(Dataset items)
↓
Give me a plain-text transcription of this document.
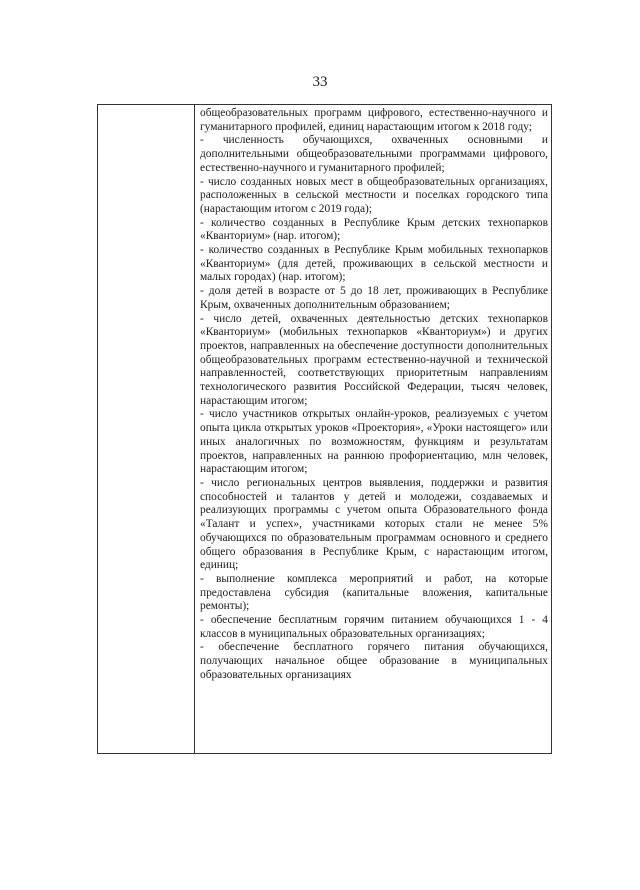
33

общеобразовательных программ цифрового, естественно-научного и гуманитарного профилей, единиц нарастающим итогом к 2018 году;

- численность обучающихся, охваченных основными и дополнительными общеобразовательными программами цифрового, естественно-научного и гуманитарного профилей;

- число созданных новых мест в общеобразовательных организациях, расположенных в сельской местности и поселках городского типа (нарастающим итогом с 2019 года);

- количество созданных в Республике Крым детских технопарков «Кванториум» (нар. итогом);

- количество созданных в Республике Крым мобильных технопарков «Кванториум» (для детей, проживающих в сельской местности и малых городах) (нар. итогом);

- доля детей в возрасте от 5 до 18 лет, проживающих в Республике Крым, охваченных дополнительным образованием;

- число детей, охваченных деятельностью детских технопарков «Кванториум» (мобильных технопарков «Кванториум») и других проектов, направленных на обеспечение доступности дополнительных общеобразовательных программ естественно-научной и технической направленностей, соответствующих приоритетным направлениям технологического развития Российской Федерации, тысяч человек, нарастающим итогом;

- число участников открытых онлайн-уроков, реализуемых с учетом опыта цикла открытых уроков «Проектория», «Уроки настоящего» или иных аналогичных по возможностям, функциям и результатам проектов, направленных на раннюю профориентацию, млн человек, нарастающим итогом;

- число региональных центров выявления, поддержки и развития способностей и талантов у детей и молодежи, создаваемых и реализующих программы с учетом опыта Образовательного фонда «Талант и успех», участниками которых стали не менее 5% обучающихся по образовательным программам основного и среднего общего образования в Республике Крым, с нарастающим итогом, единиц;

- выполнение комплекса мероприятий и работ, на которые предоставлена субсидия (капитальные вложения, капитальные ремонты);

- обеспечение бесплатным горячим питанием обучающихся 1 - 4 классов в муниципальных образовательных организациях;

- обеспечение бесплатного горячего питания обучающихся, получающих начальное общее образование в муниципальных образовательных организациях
↑
* [Required work]: From the listing above, copy out each line where the word "обеспечение" appears.

* [Task output]:
- число детей, охваченных деятельностью детских технопарков «Кванториум» (мобильных технопарков «Кванториум») и других проектов, направленных на обеспечение доступности дополнительных общеобразовательных программ естественно-научной и технической направленностей, соответствующих приоритетным направлениям технологического развития Российской Федерации, тысяч человек, нарастающим итогом;
- обеспечение бесплатным горячим питанием обучающихся 1 - 4 классов в муниципальных образовательных организациях;
- обеспечение бесплатного горячего питания обучающихся, получающих начальное общее образование в муниципальных образовательных организациях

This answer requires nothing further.